#### Excerpted passage:

_____

Deciphering old texts, one woozy, curvy word at a time

Advertisement
By Guy Gugliotta, New York Times | Updated: 11 June 2012 16:40 IST
Highlights
  • In the old days, anybody interested in watching a movie would have to brave the traffic, stand in long queues, probably days in advance, and buy a ticket to the movie. Not anymore. Now, you just visit one of them many movie-ticket Web sites and book a tic
Deciphering old texts, one woozy, curvy word at a time
In the old days, anybody interested in watching a movie would have to brave the traffic, stand in long queues, probably days in advance, and buy a ticket to the movie. Not anymore. Now, you just visit one of them many movie-ticket Web sites and book a ticket up to two hours before your show starts.

But before taking the money, the Web site might first present the reader with two sets of wavy, distorted letters and ask for a transcription. These things are called Captchas, and only humans can read them. Captchas ensure that robots do not hack secure Web sites.

What Web readers do not know, however, is that they have also been enlisted in a project to transform an old book, magazine, newspaper or pamphlet into an accurate, searchable and easily sortable computer text file.

One of the wavy words quite likely came from a digitized image from an old, musty text, and while the original page has already been scanned into an online database, the scanning programs made a lot of mistakes. Mets fans and other Web site users are correcting them. Buy a ticket to the ballgame, help preserve history.

The set of software tools that accomplishes this feat is called reCaptcha and was developed by a team of researchers led by Luis von Ahn, a computer scientist at Carnegie Mellon University.

Its pilot project was to clean up the digitized archive of The New York Times. Today it has become the principal method used by Google to authenticate text in Google Books, its vast project to digitize and disseminate rare and out-of-print texts on the Internet.

Digitization is normally a three-stage process: create a photographic image of the text, also known as a bitmap; encode the text in a compact, easily handled and searchable form using optical character recognition software, commonly called O.C.R.; and, finally, correct the mistakes.

Today's technology makes the first two steps relatively straightforward. The third, however, can be extremely difficult. For vintage 19th-century texts in English, O.C.R. programs mess up or miss 10 per cent to 30 per cent of the words. Only humans can fix the errors. The standard method, called key and verify, uses two transcribers to type the text independently and compares the results. This is time- consuming and extremely expensive.

But in 2006, Dr. von Ahn's team figured out a way around this obstacle. The ubiquitous Captchas, familiar to even the most casual Web user, were the perfect tools. Captchas, short for "completely automated public Turing test to tell computers and humans apart," are impossible for machines to decipher, but easy for humans. (The test is named for the British computer pioneer Alan Turing.)

Dr. von Ahn's group estimated that humans around the world decode at least 200 million Captchas per day, at 10 seconds per Captcha. This works out to about 500,000 hours per day -- a lot of applied brainpower being spent on what Dr. von Ahn regards as a fundamentally mindless exercise.

_____

(Records)
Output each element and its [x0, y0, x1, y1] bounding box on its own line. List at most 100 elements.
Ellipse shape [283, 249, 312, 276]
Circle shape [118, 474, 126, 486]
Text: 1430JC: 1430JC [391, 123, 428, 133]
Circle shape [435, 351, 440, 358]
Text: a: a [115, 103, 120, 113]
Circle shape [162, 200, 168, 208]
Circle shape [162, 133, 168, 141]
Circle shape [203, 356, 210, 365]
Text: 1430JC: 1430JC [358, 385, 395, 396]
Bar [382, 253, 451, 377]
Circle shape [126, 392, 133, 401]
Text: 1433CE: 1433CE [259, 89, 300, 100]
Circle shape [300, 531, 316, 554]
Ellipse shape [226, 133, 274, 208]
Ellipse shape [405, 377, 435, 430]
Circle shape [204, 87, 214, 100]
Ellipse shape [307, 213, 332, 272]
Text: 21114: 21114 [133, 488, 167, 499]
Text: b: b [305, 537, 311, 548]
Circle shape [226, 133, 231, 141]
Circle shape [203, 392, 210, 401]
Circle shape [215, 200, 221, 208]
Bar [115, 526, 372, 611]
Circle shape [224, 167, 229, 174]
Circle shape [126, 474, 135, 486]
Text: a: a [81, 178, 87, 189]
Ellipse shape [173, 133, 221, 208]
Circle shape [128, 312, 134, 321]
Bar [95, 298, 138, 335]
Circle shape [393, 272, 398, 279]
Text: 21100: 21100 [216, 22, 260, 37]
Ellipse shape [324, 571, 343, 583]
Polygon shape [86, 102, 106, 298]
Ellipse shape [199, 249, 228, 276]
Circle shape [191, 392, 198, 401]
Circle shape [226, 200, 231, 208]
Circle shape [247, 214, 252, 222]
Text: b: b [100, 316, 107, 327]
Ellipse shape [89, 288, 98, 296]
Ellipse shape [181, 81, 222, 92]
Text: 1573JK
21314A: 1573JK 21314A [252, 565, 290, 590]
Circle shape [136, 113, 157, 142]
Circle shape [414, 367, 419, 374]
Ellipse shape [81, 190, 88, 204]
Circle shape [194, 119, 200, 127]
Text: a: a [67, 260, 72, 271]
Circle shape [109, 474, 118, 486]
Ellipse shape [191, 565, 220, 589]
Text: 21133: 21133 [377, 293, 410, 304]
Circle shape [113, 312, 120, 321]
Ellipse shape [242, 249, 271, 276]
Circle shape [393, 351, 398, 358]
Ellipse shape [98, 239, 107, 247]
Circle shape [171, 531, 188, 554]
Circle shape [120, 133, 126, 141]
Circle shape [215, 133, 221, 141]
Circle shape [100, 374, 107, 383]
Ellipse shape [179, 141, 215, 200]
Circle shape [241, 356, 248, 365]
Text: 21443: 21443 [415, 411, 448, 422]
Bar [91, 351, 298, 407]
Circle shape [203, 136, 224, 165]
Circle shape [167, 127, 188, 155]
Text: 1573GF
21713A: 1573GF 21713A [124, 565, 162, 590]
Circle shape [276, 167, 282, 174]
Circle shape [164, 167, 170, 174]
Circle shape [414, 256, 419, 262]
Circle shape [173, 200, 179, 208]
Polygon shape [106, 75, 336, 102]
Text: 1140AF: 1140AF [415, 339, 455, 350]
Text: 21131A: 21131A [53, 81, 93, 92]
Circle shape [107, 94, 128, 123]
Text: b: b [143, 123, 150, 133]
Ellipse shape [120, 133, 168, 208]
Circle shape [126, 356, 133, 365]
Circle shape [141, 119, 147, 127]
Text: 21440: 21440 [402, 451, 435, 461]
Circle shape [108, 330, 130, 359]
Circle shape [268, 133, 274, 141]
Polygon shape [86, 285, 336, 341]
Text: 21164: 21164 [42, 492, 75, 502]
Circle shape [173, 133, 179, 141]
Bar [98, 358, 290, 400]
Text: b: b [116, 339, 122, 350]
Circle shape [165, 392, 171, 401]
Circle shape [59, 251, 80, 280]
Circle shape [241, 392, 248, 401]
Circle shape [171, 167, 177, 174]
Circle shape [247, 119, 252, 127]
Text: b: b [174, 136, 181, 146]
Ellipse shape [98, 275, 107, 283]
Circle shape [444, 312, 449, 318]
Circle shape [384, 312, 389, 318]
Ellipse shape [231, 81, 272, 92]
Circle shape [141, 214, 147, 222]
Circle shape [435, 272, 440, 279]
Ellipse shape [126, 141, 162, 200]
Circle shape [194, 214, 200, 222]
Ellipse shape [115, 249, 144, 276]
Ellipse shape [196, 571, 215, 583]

_____

#### Work to complete:
Write out the article on deciphering old texts word for word, everything from "What Web readers" down to "Carnegie Mellon University.". The rows aren't needed here.

#### Answer to this exercise:
What Web readers do not know, however, is that they have also been enlisted in a project to transform an old book, magazine, newspaper or pamphlet into an accurate, searchable and easily sortable computer text file.

One of the wavy words quite likely came from a digitized image from an old, musty text, and while the original page has already been scanned into an online database, the scanning programs made a lot of mistakes. Mets fans and other Web site users are correcting them. Buy a ticket to the ballgame, help preserve history.

The set of software tools that accomplishes this feat is called reCaptcha and was developed by a team of researchers led by Luis von Ahn, a computer scientist at Carnegie Mellon University.